--- START Source records ---

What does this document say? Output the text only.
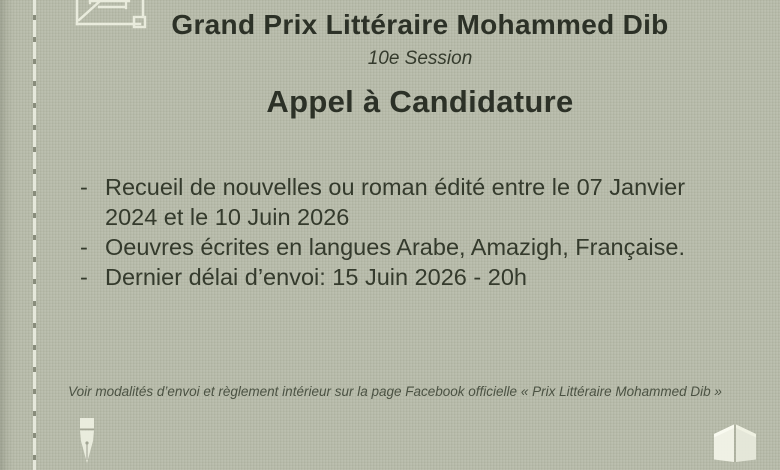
Grand Prix Littéraire Mohammed Dib
10e Session
Appel à Candidature
- Recueil de nouvelles ou roman édité entre le 07 Janvier 2024 et le 10 Juin 2026
- Oeuvres écrites en langues Arabe, Amazigh, Française.
- Dernier délai d’envoi: 15 Juin 2026 - 20h
Voir modalités d’envoi et règlement intérieur sur la page Facebook officielle « Prix Littéraire Mohammed Dib »
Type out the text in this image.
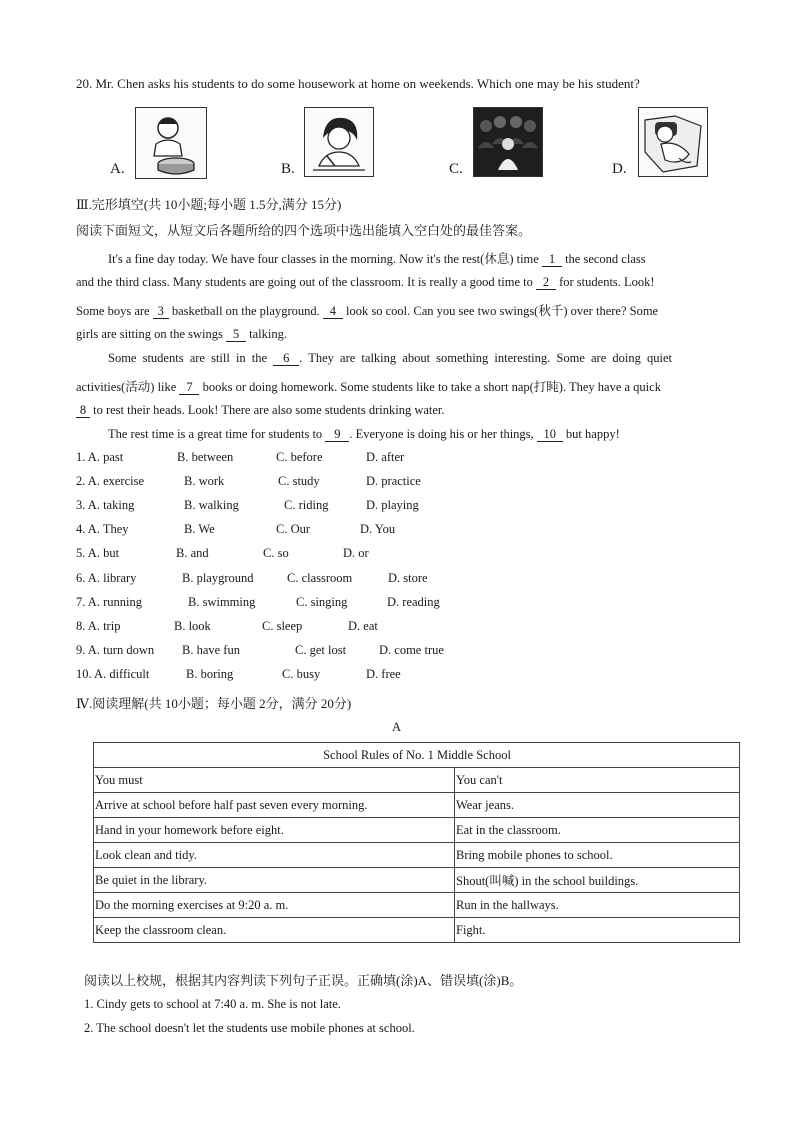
20. Mr. Chen asks his students to do some housework at home on weekends. Which one may be his student?
A.	B.	C.	D.
Ⅲ.完形填空(共 10小题;每小题 1.5分,满分 15分)
阅读下面短文，从短文后各题所给的四个选项中选出能填入空白处的最佳答案。
It's a fine day today. We have four classes in the morning. Now it's the rest(休息) time 1 the second class
and the third class. Many students are going out of the classroom. It is really a good time to 2 for students. Look!
Some boys are 3 basketball on the playground. 4 look so cool. Can you see two swings(秋千) over there? Some
girls are sitting on the swings 5 talking.
Some students are still in the 6 . They are talking about something interesting. Some are doing quiet
activities(活动) like 7 books or doing homework. Some students like to take a short nap(打盹). They have a quick
8 to rest their heads. Look! There are also some students drinking water.
The rest time is a great time for students to 9 . Everyone is doing his or her things, 10 but happy!
1. A. past	B. between	C. before	D. after
2. A. exercise	B. work	C. study	D. practice
3. A. taking	B. walking	C. riding	D. playing
4. A. They	B. We	C. Our	D. You
5. A. but	B. and	C. so	D. or
6. A. library	B. playground	C. classroom	D. store
7. A. running	B. swimming	C. singing	D. reading
8. A. trip	B. look	C. sleep	D. eat
9. A. turn down B. have fun	C. get lost	D. come true
10. A. difficult	B. boring	C. busy	D. free
Ⅳ.阅读理解(共 10小题；每小题 2分，满分 20分)
A
School Rules of No. 1 Middle School	
You must	You can't
Arrive at school before half past seven every morning.	Wear jeans.
Hand in your homework before eight.	Eat in the classroom.
Look clean and tidy.	Bring mobile phones to school.
Be quiet in the library.	Shout(叫喊) in the school buildings.
Do the morning exercises at 9:20 a. m.	Run in the hallways.
Keep the classroom clean.	Fight.
阅读以上校规，根据其内容判读下列句子正误。正确填(涂)A、错误填(涂)B。
1. Cindy gets to school at 7:40 a. m. She is not late.
2. The school doesn't let the students use mobile phones at school.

--- END Source records ---

**Given request**
Say how many lines of the data include the string "before". Nothing other than the number should be given.

**Response**
3